→ **Your instructions**: Return only the number of lines holding the word "pochvali".

══ Data entries

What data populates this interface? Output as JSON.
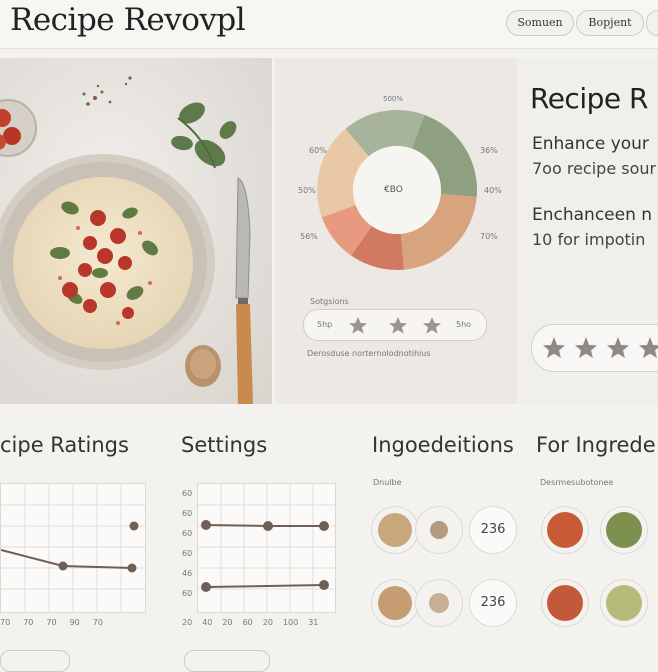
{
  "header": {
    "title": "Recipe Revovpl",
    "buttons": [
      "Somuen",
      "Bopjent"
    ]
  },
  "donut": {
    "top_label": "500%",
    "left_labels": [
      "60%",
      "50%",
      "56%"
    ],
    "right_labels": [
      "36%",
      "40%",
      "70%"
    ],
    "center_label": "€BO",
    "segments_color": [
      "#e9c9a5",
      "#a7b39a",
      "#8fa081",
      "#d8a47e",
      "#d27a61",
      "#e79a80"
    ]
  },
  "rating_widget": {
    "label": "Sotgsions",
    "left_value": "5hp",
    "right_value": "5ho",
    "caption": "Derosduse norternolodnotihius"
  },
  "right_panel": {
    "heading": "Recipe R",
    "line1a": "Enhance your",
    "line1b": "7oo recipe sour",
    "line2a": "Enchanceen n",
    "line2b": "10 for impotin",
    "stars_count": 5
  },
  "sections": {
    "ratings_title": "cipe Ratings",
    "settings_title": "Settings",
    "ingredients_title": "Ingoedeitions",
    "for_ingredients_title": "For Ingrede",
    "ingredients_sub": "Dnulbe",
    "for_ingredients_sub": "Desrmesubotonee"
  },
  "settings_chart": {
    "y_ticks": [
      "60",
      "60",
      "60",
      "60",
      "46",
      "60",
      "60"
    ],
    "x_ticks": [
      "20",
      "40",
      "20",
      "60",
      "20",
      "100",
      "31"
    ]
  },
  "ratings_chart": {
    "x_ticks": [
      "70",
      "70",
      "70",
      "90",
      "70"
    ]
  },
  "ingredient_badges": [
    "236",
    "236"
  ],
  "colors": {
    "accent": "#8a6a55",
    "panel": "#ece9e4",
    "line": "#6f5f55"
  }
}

════
══ Data entries

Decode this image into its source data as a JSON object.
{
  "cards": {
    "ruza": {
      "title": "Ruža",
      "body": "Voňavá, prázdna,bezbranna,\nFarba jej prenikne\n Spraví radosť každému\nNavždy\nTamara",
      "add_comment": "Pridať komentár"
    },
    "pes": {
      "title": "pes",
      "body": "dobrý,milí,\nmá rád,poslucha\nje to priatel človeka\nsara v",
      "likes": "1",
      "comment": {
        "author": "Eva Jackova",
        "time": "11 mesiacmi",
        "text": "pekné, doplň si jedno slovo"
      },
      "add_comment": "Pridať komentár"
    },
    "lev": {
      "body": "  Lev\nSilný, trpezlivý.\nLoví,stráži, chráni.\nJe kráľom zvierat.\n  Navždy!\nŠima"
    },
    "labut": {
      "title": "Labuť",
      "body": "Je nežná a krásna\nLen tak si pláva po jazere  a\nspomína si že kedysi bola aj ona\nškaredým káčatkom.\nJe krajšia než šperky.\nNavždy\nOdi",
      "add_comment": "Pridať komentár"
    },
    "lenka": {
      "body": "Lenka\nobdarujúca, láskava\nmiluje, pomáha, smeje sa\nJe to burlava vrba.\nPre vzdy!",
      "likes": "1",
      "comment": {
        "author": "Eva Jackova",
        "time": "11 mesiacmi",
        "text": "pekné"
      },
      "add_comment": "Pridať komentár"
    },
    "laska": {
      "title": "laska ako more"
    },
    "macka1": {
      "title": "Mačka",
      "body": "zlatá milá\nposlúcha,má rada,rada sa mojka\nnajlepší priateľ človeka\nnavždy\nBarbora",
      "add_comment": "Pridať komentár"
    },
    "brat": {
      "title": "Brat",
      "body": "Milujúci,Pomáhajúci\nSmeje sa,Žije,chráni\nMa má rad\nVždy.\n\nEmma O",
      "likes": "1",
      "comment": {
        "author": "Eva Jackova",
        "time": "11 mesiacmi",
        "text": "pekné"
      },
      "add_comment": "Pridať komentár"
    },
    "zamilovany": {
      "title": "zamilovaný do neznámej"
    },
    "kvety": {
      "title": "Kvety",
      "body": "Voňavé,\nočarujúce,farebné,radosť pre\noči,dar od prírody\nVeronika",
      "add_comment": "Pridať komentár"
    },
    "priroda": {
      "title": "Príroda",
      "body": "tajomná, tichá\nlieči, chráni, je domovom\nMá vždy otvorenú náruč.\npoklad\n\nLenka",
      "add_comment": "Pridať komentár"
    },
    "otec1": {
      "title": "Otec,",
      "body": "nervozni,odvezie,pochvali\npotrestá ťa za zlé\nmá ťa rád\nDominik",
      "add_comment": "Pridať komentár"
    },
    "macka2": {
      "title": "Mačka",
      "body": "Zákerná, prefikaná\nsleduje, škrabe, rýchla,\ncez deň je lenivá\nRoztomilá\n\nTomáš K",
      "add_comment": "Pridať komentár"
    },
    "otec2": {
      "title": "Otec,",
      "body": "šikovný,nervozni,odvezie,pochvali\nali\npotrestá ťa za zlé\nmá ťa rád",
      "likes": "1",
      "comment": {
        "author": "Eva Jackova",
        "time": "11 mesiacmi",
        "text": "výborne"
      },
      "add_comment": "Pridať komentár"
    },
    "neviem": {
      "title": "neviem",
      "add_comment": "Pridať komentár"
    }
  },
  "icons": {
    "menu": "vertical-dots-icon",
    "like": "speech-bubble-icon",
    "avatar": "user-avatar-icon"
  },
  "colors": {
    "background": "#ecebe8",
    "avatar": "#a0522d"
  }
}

════

→ **Exercise output**: 2